» RECORDS:

━━━━━━━━━━━━━━━━

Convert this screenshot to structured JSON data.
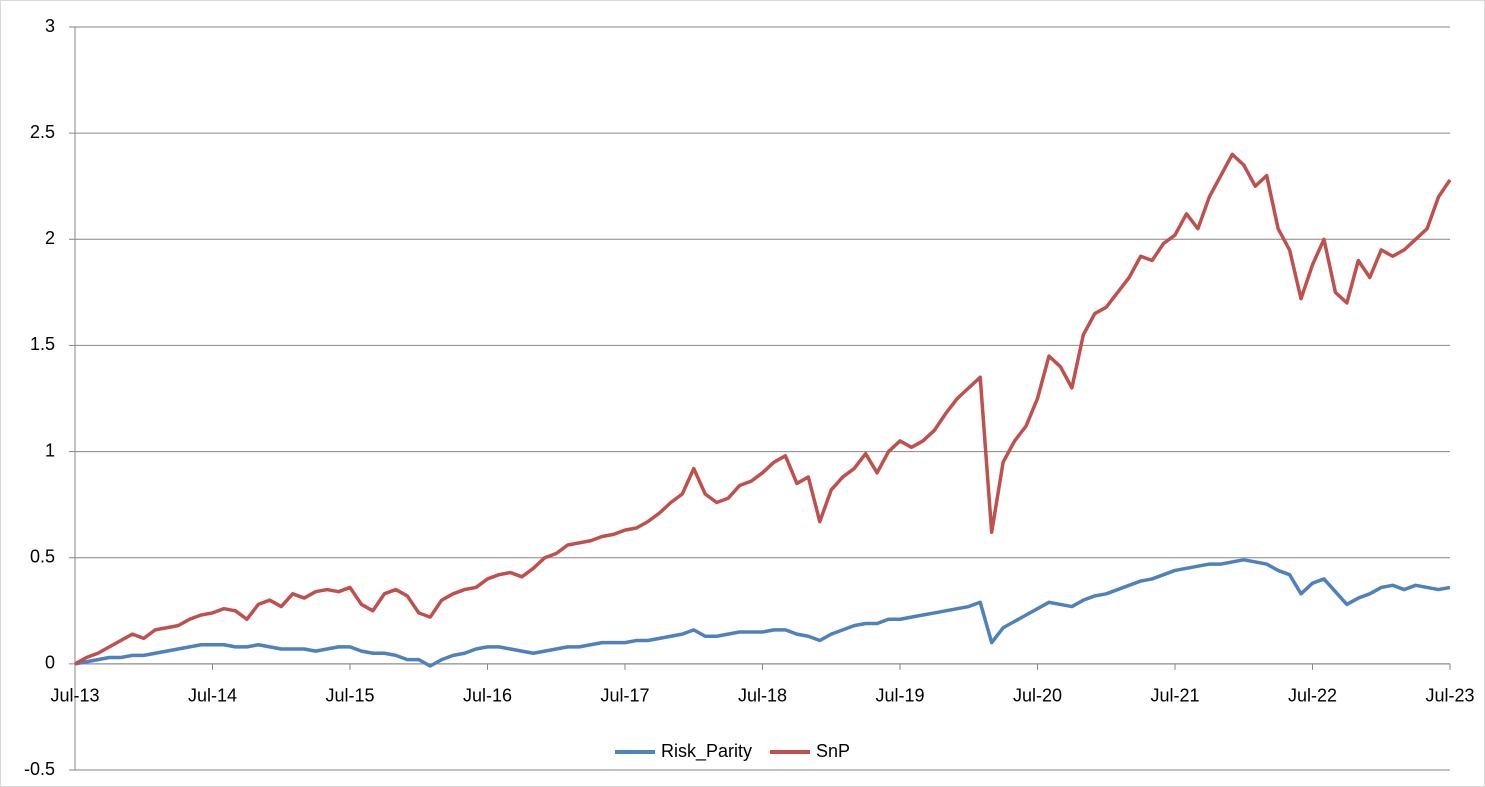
{
  "chart_data": {
    "type": "line",
    "categories": [
      "Jul-13",
      null,
      null,
      null,
      null,
      null,
      null,
      null,
      null,
      null,
      null,
      null,
      "Jul-14",
      null,
      null,
      null,
      null,
      null,
      null,
      null,
      null,
      null,
      null,
      null,
      "Jul-15",
      null,
      null,
      null,
      null,
      null,
      null,
      null,
      null,
      null,
      null,
      null,
      "Jul-16",
      null,
      null,
      null,
      null,
      null,
      null,
      null,
      null,
      null,
      null,
      null,
      "Jul-17",
      null,
      null,
      null,
      null,
      null,
      null,
      null,
      null,
      null,
      null,
      null,
      "Jul-18",
      null,
      null,
      null,
      null,
      null,
      null,
      null,
      null,
      null,
      null,
      null,
      "Jul-19",
      null,
      null,
      null,
      null,
      null,
      null,
      null,
      null,
      null,
      null,
      null,
      "Jul-20",
      null,
      null,
      null,
      null,
      null,
      null,
      null,
      null,
      null,
      null,
      null,
      "Jul-21",
      null,
      null,
      null,
      null,
      null,
      null,
      null,
      null,
      null,
      null,
      null,
      "Jul-22",
      null,
      null,
      null,
      null,
      null,
      null,
      null,
      null,
      null,
      null,
      null,
      "Jul-23"
    ],
    "series": [
      {
        "name": "Risk_Parity",
        "color": "#4f81bd",
        "values": [
          0,
          0.01,
          0.02,
          0.03,
          0.03,
          0.04,
          0.04,
          0.05,
          0.06,
          0.07,
          0.08,
          0.09,
          0.09,
          0.09,
          0.08,
          0.08,
          0.09,
          0.08,
          0.07,
          0.07,
          0.07,
          0.06,
          0.07,
          0.08,
          0.08,
          0.06,
          0.05,
          0.05,
          0.04,
          0.02,
          0.02,
          -0.01,
          0.02,
          0.04,
          0.05,
          0.07,
          0.08,
          0.08,
          0.07,
          0.06,
          0.05,
          0.06,
          0.07,
          0.08,
          0.08,
          0.09,
          0.1,
          0.1,
          0.1,
          0.11,
          0.11,
          0.12,
          0.13,
          0.14,
          0.16,
          0.13,
          0.13,
          0.14,
          0.15,
          0.15,
          0.15,
          0.16,
          0.16,
          0.14,
          0.13,
          0.11,
          0.14,
          0.16,
          0.18,
          0.19,
          0.19,
          0.21,
          0.21,
          0.22,
          0.23,
          0.24,
          0.25,
          0.26,
          0.27,
          0.29,
          0.1,
          0.17,
          0.2,
          0.23,
          0.26,
          0.29,
          0.28,
          0.27,
          0.3,
          0.32,
          0.33,
          0.35,
          0.37,
          0.39,
          0.4,
          0.42,
          0.44,
          0.45,
          0.46,
          0.47,
          0.47,
          0.48,
          0.49,
          0.48,
          0.47,
          0.44,
          0.42,
          0.33,
          0.38,
          0.4,
          0.34,
          0.28,
          0.31,
          0.33,
          0.36,
          0.37,
          0.35,
          0.37,
          0.36,
          0.35,
          0.36
        ]
      },
      {
        "name": "SnP",
        "color": "#c0504d",
        "values": [
          0,
          0.03,
          0.05,
          0.08,
          0.11,
          0.14,
          0.12,
          0.16,
          0.17,
          0.18,
          0.21,
          0.23,
          0.24,
          0.26,
          0.25,
          0.21,
          0.28,
          0.3,
          0.27,
          0.33,
          0.31,
          0.34,
          0.35,
          0.34,
          0.36,
          0.28,
          0.25,
          0.33,
          0.35,
          0.32,
          0.24,
          0.22,
          0.3,
          0.33,
          0.35,
          0.36,
          0.4,
          0.42,
          0.43,
          0.41,
          0.45,
          0.5,
          0.52,
          0.56,
          0.57,
          0.58,
          0.6,
          0.61,
          0.63,
          0.64,
          0.67,
          0.71,
          0.76,
          0.8,
          0.92,
          0.8,
          0.76,
          0.78,
          0.84,
          0.86,
          0.9,
          0.95,
          0.98,
          0.85,
          0.88,
          0.67,
          0.82,
          0.88,
          0.92,
          0.99,
          0.9,
          1.0,
          1.05,
          1.02,
          1.05,
          1.1,
          1.18,
          1.25,
          1.3,
          1.35,
          0.62,
          0.95,
          1.05,
          1.12,
          1.25,
          1.45,
          1.4,
          1.3,
          1.55,
          1.65,
          1.68,
          1.75,
          1.82,
          1.92,
          1.9,
          1.98,
          2.02,
          2.12,
          2.05,
          2.2,
          2.3,
          2.4,
          2.35,
          2.25,
          2.3,
          2.05,
          1.95,
          1.72,
          1.88,
          2.0,
          1.75,
          1.7,
          1.9,
          1.82,
          1.95,
          1.92,
          1.95,
          2.0,
          2.05,
          2.2,
          2.28
        ]
      }
    ],
    "ylim": [
      -0.5,
      3
    ],
    "yticks": [
      -0.5,
      0,
      0.5,
      1,
      1.5,
      2,
      2.5,
      3
    ],
    "grid": true,
    "legend": "bottom"
  }
}
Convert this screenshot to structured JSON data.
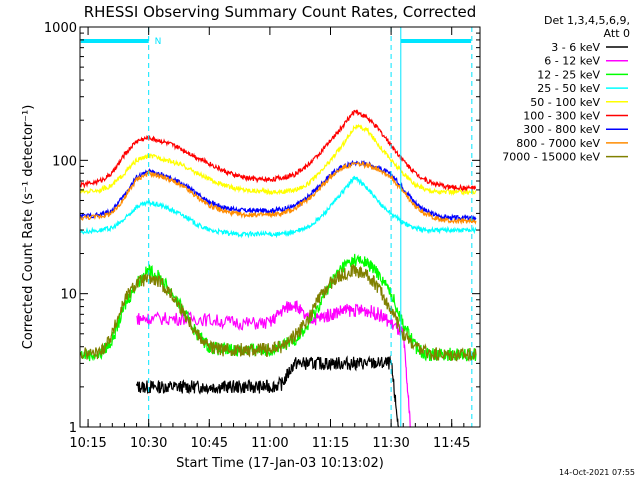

━━━━━━━━━━━━━━━━

» TO BE DONE: Without the pictures, print the records in full, exactly as they appear.

» TASK SOLUTION:
Convert this screenshot to structured JSON data.
{
  "chart_data": {
    "type": "line",
    "categories": [
      "Jul-13",
      null,
      null,
      null,
      null,
      null,
      null,
      null,
      null,
      null,
      null,
      null,
      "Jul-14",
      null,
      null,
      null,
      null,
      null,
      null,
      null,
      null,
      null,
      null,
      null,
      "Jul-15",
      null,
      null,
      null,
      null,
      null,
      null,
      null,
      null,
      null,
      null,
      null,
      "Jul-16",
      null,
      null,
      null,
      null,
      null,
      null,
      null,
      null,
      null,
      null,
      null,
      "Jul-17",
      null,
      null,
      null,
      null,
      null,
      null,
      null,
      null,
      null,
      null,
      null,
      "Jul-18",
      null,
      null,
      null,
      null,
      null,
      null,
      null,
      null,
      null,
      null,
      null,
      "Jul-19",
      null,
      null,
      null,
      null,
      null,
      null,
      null,
      null,
      null,
      null,
      null,
      "Jul-20",
      null,
      null,
      null,
      null,
      null,
      null,
      null,
      null,
      null,
      null,
      null,
      "Jul-21",
      null,
      null,
      null,
      null,
      null,
      null,
      null,
      null,
      null,
      null,
      null,
      "Jul-22",
      null,
      null,
      null,
      null,
      null,
      null,
      null,
      null,
      null,
      null,
      null,
      "Jul-23"
    ],
    "series": [
      {
        "name": "Risk_Parity",
        "color": "#4f81bd",
        "values": [
          0,
          0.01,
          0.02,
          0.03,
          0.03,
          0.04,
          0.04,
          0.05,
          0.06,
          0.07,
          0.08,
          0.09,
          0.09,
          0.09,
          0.08,
          0.08,
          0.09,
          0.08,
          0.07,
          0.07,
          0.07,
          0.06,
          0.07,
          0.08,
          0.08,
          0.06,
          0.05,
          0.05,
          0.04,
          0.02,
          0.02,
          -0.01,
          0.02,
          0.04,
          0.05,
          0.07,
          0.08,
          0.08,
          0.07,
          0.06,
          0.05,
          0.06,
          0.07,
          0.08,
          0.08,
          0.09,
          0.1,
          0.1,
          0.1,
          0.11,
          0.11,
          0.12,
          0.13,
          0.14,
          0.16,
          0.13,
          0.13,
          0.14,
          0.15,
          0.15,
          0.15,
          0.16,
          0.16,
          0.14,
          0.13,
          0.11,
          0.14,
          0.16,
          0.18,
          0.19,
          0.19,
          0.21,
          0.21,
          0.22,
          0.23,
          0.24,
          0.25,
          0.26,
          0.27,
          0.29,
          0.1,
          0.17,
          0.2,
          0.23,
          0.26,
          0.29,
          0.28,
          0.27,
          0.3,
          0.32,
          0.33,
          0.35,
          0.37,
          0.39,
          0.4,
          0.42,
          0.44,
          0.45,
          0.46,
          0.47,
          0.47,
          0.48,
          0.49,
          0.48,
          0.47,
          0.44,
          0.42,
          0.33,
          0.38,
          0.4,
          0.34,
          0.28,
          0.31,
          0.33,
          0.36,
          0.37,
          0.35,
          0.37,
          0.36,
          0.35,
          0.36
        ]
      },
      {
        "name": "SnP",
        "color": "#c0504d",
        "values": [
          0,
          0.03,
          0.05,
          0.08,
          0.11,
          0.14,
          0.12,
          0.16,
          0.17,
          0.18,
          0.21,
          0.23,
          0.24,
          0.26,
          0.25,
          0.21,
          0.28,
          0.3,
          0.27,
          0.33,
          0.31,
          0.34,
          0.35,
          0.34,
          0.36,
          0.28,
          0.25,
          0.33,
          0.35,
          0.32,
          0.24,
          0.22,
          0.3,
          0.33,
          0.35,
          0.36,
          0.4,
          0.42,
          0.43,
          0.41,
          0.45,
          0.5,
          0.52,
          0.56,
          0.57,
          0.58,
          0.6,
          0.61,
          0.63,
          0.64,
          0.67,
          0.71,
          0.76,
          0.8,
          0.92,
          0.8,
          0.76,
          0.78,
          0.84,
          0.86,
          0.9,
          0.95,
          0.98,
          0.85,
          0.88,
          0.67,
          0.82,
          0.88,
          0.92,
          0.99,
          0.9,
          1.0,
          1.05,
          1.02,
          1.05,
          1.1,
          1.18,
          1.25,
          1.3,
          1.35,
          0.62,
          0.95,
          1.05,
          1.12,
          1.25,
          1.45,
          1.4,
          1.3,
          1.55,
          1.65,
          1.68,
          1.75,
          1.82,
          1.92,
          1.9,
          1.98,
          2.02,
          2.12,
          2.05,
          2.2,
          2.3,
          2.4,
          2.35,
          2.25,
          2.3,
          2.05,
          1.95,
          1.72,
          1.88,
          2.0,
          1.75,
          1.7,
          1.9,
          1.82,
          1.95,
          1.92,
          1.95,
          2.0,
          2.05,
          2.2,
          2.28
        ]
      }
    ],
    "ylim": [
      -0.5,
      3
    ],
    "yticks": [
      -0.5,
      0,
      0.5,
      1,
      1.5,
      2,
      2.5,
      3
    ],
    "grid": true,
    "legend": "bottom"
  }
}
Convert this screenshot to structured JSON data.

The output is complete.